_Aim:_ The records below must be written out exactly, with every picture left behind.

_Supplied data:_
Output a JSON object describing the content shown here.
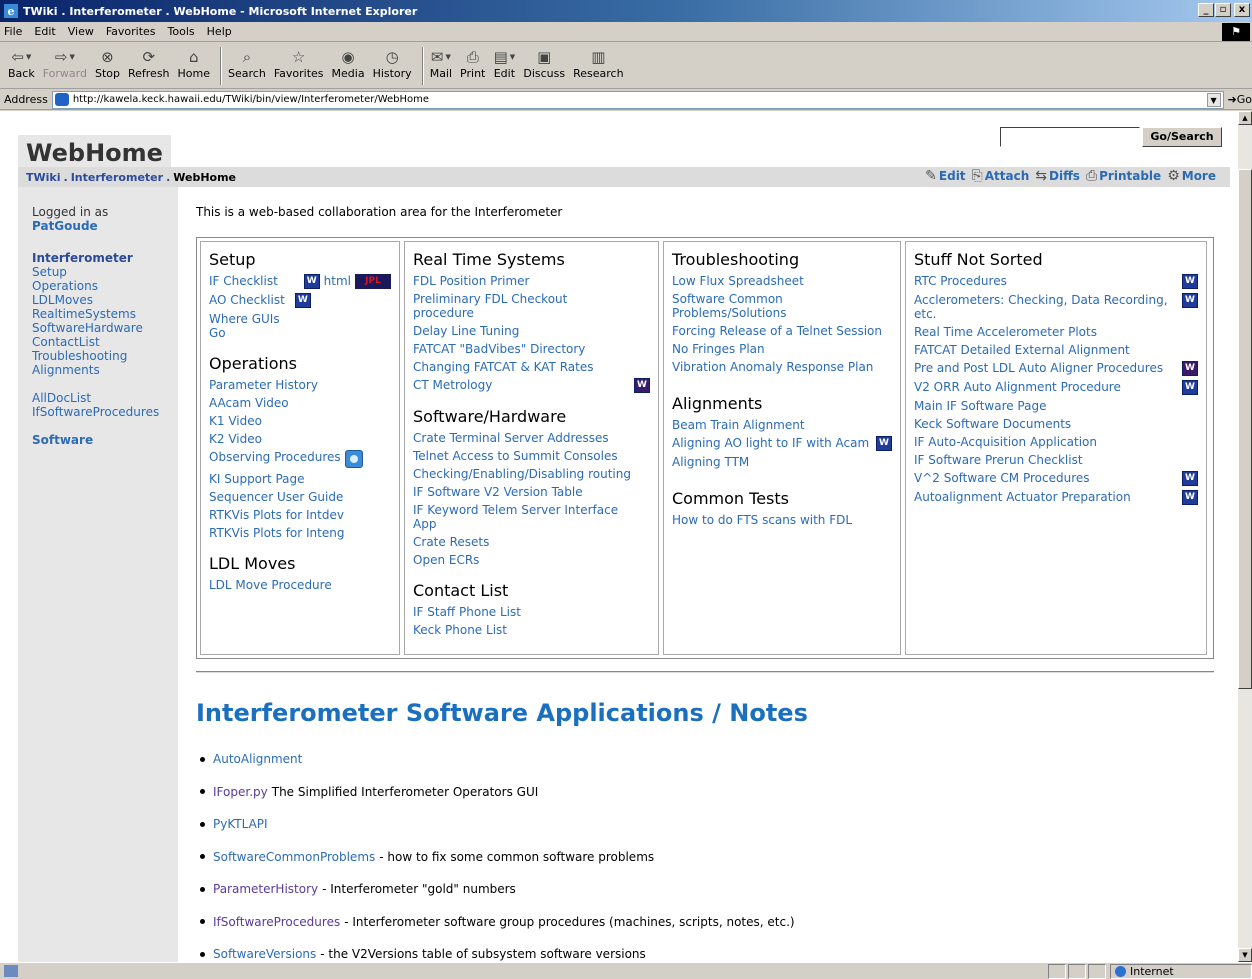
{
  "window": {
    "title": "TWiki . Interferometer . WebHome - Microsoft Internet Explorer"
  },
  "menu": [
    "File",
    "Edit",
    "View",
    "Favorites",
    "Tools",
    "Help"
  ],
  "toolbar": {
    "back": "Back",
    "forward": "Forward",
    "stop": "Stop",
    "refresh": "Refresh",
    "home": "Home",
    "search": "Search",
    "favorites": "Favorites",
    "media": "Media",
    "history": "History",
    "mail": "Mail",
    "print": "Print",
    "edit": "Edit",
    "discuss": "Discuss",
    "research": "Research"
  },
  "address": {
    "label": "Address",
    "url": "http://kawela.keck.hawaii.edu/TWiki/bin/view/Interferometer/WebHome",
    "go": "Go"
  },
  "status": {
    "zone": "Internet"
  },
  "page": {
    "search_button": "Go/Search",
    "title": "WebHome",
    "breadcrumb": {
      "root": "TWiki",
      "web": "Interferometer",
      "sep": ".",
      "current": "WebHome"
    },
    "actions": {
      "edit": "Edit",
      "attach": "Attach",
      "diffs": "Diffs",
      "printable": "Printable",
      "more": "More"
    },
    "sidebar": {
      "logged_in": "Logged in as",
      "user": "PatGoude",
      "web": "Interferometer",
      "links": [
        "Setup",
        "Operations",
        "LDLMoves",
        "RealtimeSystems",
        "SoftwareHardware",
        "ContactList",
        "Troubleshooting",
        "Alignments"
      ],
      "links2": [
        "AllDocList",
        "IfSoftwareProcedures"
      ],
      "software": "Software"
    },
    "intro": "This is a web-based collaboration area for the Interferometer",
    "columns": {
      "setup": {
        "h1": "Setup",
        "if_checklist": "IF Checklist",
        "html": "html",
        "jpl": "JPL",
        "ao_checklist": "AO Checklist",
        "where_guis": "Where GUIs Go",
        "h2": "Operations",
        "ops": [
          "Parameter History",
          "AAcam Video",
          "K1 Video",
          "K2 Video"
        ],
        "observing": "Observing Procedures",
        "ops2": [
          "KI Support Page",
          "Sequencer User Guide",
          "RTKVis Plots for Intdev",
          "RTKVis Plots for Inteng"
        ],
        "h3": "LDL Moves",
        "ldl": "LDL Move Procedure"
      },
      "rts": {
        "h1": "Real Time Systems",
        "links": [
          "FDL Position Primer",
          "Preliminary FDL Checkout procedure",
          "Delay Line Tuning",
          "FATCAT \"BadVibes\" Directory",
          "Changing FATCAT & KAT Rates"
        ],
        "ct": "CT Metrology",
        "h2": "Software/Hardware",
        "sw": [
          "Crate Terminal Server Addresses",
          "Telnet Access to Summit Consoles",
          "Checking/Enabling/Disabling routing",
          "IF Software V2 Version Table",
          "IF Keyword Telem Server Interface App",
          "Crate Resets",
          "Open ECRs"
        ],
        "h3": "Contact List",
        "contacts": [
          "IF Staff Phone List",
          "Keck Phone List"
        ]
      },
      "trouble": {
        "h1": "Troubleshooting",
        "links": [
          "Low Flux Spreadsheet",
          "Software Common Problems/Solutions",
          "Forcing Release of a Telnet Session",
          "No Fringes Plan",
          "Vibration Anomaly Response Plan"
        ],
        "h2": "Alignments",
        "beam": "Beam Train Alignment",
        "aligning_ao": "Aligning AO light to IF with Acam",
        "ttm": "Aligning TTM",
        "h3": "Common Tests",
        "fts": "How to do FTS scans with FDL"
      },
      "unsorted": {
        "h1": "Stuff Not Sorted",
        "links": [
          {
            "t": "RTC Procedures",
            "w": true
          },
          {
            "t": "Acclerometers: Checking, Data Recording, etc.",
            "w": true
          },
          {
            "t": "Real Time Accelerometer Plots",
            "w": false
          },
          {
            "t": "FATCAT Detailed External Alignment",
            "w": false
          },
          {
            "t": "Pre and Post LDL Auto Aligner Procedures",
            "w": true
          },
          {
            "t": "V2 ORR Auto Alignment Procedure",
            "w": true
          },
          {
            "t": "Main IF Software Page",
            "w": false
          },
          {
            "t": "Keck Software Documents",
            "w": false
          },
          {
            "t": "IF Auto-Acquisition Application",
            "w": false
          },
          {
            "t": "IF Software Prerun Checklist",
            "w": false
          },
          {
            "t": "V^2 Software CM Procedures",
            "w": true
          },
          {
            "t": "Autoalignment Actuator Preparation",
            "w": true
          }
        ]
      }
    },
    "apps_title": "Interferometer Software Applications / Notes",
    "notes": [
      {
        "link": "AutoAlignment",
        "desc": ""
      },
      {
        "link": "IFoper.py",
        "desc": "The Simplified Interferometer Operators GUI"
      },
      {
        "link": "PyKTLAPI",
        "desc": ""
      },
      {
        "link": "SoftwareCommonProblems",
        "desc": "- how to fix some common software problems"
      },
      {
        "link": "ParameterHistory",
        "desc": "- Interferometer \"gold\" numbers"
      },
      {
        "link": "IfSoftwareProcedures",
        "desc": "- Interferometer software group procedures (machines, scripts, notes, etc.)"
      },
      {
        "link": "SoftwareVersions",
        "desc": "- the V2Versions table of subsystem software versions"
      }
    ]
  }
}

_Exercise output:_
Output a JSON object describing the content shown here.
{
  "window": {
    "title": "TWiki . Interferometer . WebHome - Microsoft Internet Explorer"
  },
  "menu": [
    "File",
    "Edit",
    "View",
    "Favorites",
    "Tools",
    "Help"
  ],
  "toolbar": {
    "back": "Back",
    "forward": "Forward",
    "stop": "Stop",
    "refresh": "Refresh",
    "home": "Home",
    "search": "Search",
    "favorites": "Favorites",
    "media": "Media",
    "history": "History",
    "mail": "Mail",
    "print": "Print",
    "edit": "Edit",
    "discuss": "Discuss",
    "research": "Research"
  },
  "address": {
    "label": "Address",
    "url": "http://kawela.keck.hawaii.edu/TWiki/bin/view/Interferometer/WebHome",
    "go": "Go"
  },
  "status": {
    "zone": "Internet"
  },
  "page": {
    "search_button": "Go/Search",
    "title": "WebHome",
    "breadcrumb": {
      "root": "TWiki",
      "web": "Interferometer",
      "sep": ".",
      "current": "WebHome"
    },
    "actions": {
      "edit": "Edit",
      "attach": "Attach",
      "diffs": "Diffs",
      "printable": "Printable",
      "more": "More"
    },
    "sidebar": {
      "logged_in": "Logged in as",
      "user": "PatGoude",
      "web": "Interferometer",
      "links": [
        "Setup",
        "Operations",
        "LDLMoves",
        "RealtimeSystems",
        "SoftwareHardware",
        "ContactList",
        "Troubleshooting",
        "Alignments"
      ],
      "links2": [
        "AllDocList",
        "IfSoftwareProcedures"
      ],
      "software": "Software"
    },
    "intro": "This is a web-based collaboration area for the Interferometer",
    "columns": {
      "setup": {
        "h1": "Setup",
        "if_checklist": "IF Checklist",
        "html": "html",
        "jpl": "JPL",
        "ao_checklist": "AO Checklist",
        "where_guis": "Where GUIs Go",
        "h2": "Operations",
        "ops": [
          "Parameter History",
          "AAcam Video",
          "K1 Video",
          "K2 Video"
        ],
        "observing": "Observing Procedures",
        "ops2": [
          "KI Support Page",
          "Sequencer User Guide",
          "RTKVis Plots for Intdev",
          "RTKVis Plots for Inteng"
        ],
        "h3": "LDL Moves",
        "ldl": "LDL Move Procedure"
      },
      "rts": {
        "h1": "Real Time Systems",
        "links": [
          "FDL Position Primer",
          "Preliminary FDL Checkout procedure",
          "Delay Line Tuning",
          "FATCAT \"BadVibes\" Directory",
          "Changing FATCAT & KAT Rates"
        ],
        "ct": "CT Metrology",
        "h2": "Software/Hardware",
        "sw": [
          "Crate Terminal Server Addresses",
          "Telnet Access to Summit Consoles",
          "Checking/Enabling/Disabling routing",
          "IF Software V2 Version Table",
          "IF Keyword Telem Server Interface App",
          "Crate Resets",
          "Open ECRs"
        ],
        "h3": "Contact List",
        "contacts": [
          "IF Staff Phone List",
          "Keck Phone List"
        ]
      },
      "trouble": {
        "h1": "Troubleshooting",
        "links": [
          "Low Flux Spreadsheet",
          "Software Common Problems/Solutions",
          "Forcing Release of a Telnet Session",
          "No Fringes Plan",
          "Vibration Anomaly Response Plan"
        ],
        "h2": "Alignments",
        "beam": "Beam Train Alignment",
        "aligning_ao": "Aligning AO light to IF with Acam",
        "ttm": "Aligning TTM",
        "h3": "Common Tests",
        "fts": "How to do FTS scans with FDL"
      },
      "unsorted": {
        "h1": "Stuff Not Sorted",
        "links": [
          {
            "t": "RTC Procedures",
            "w": true
          },
          {
            "t": "Acclerometers: Checking, Data Recording, etc.",
            "w": true
          },
          {
            "t": "Real Time Accelerometer Plots",
            "w": false
          },
          {
            "t": "FATCAT Detailed External Alignment",
            "w": false
          },
          {
            "t": "Pre and Post LDL Auto Aligner Procedures",
            "w": true
          },
          {
            "t": "V2 ORR Auto Alignment Procedure",
            "w": true
          },
          {
            "t": "Main IF Software Page",
            "w": false
          },
          {
            "t": "Keck Software Documents",
            "w": false
          },
          {
            "t": "IF Auto-Acquisition Application",
            "w": false
          },
          {
            "t": "IF Software Prerun Checklist",
            "w": false
          },
          {
            "t": "V^2 Software CM Procedures",
            "w": true
          },
          {
            "t": "Autoalignment Actuator Preparation",
            "w": true
          }
        ]
      }
    },
    "apps_title": "Interferometer Software Applications / Notes",
    "notes": [
      {
        "link": "AutoAlignment",
        "desc": ""
      },
      {
        "link": "IFoper.py",
        "desc": "The Simplified Interferometer Operators GUI"
      },
      {
        "link": "PyKTLAPI",
        "desc": ""
      },
      {
        "link": "SoftwareCommonProblems",
        "desc": "- how to fix some common software problems"
      },
      {
        "link": "ParameterHistory",
        "desc": "- Interferometer \"gold\" numbers"
      },
      {
        "link": "IfSoftwareProcedures",
        "desc": "- Interferometer software group procedures (machines, scripts, notes, etc.)"
      },
      {
        "link": "SoftwareVersions",
        "desc": "- the V2Versions table of subsystem software versions"
      }
    ]
  }
}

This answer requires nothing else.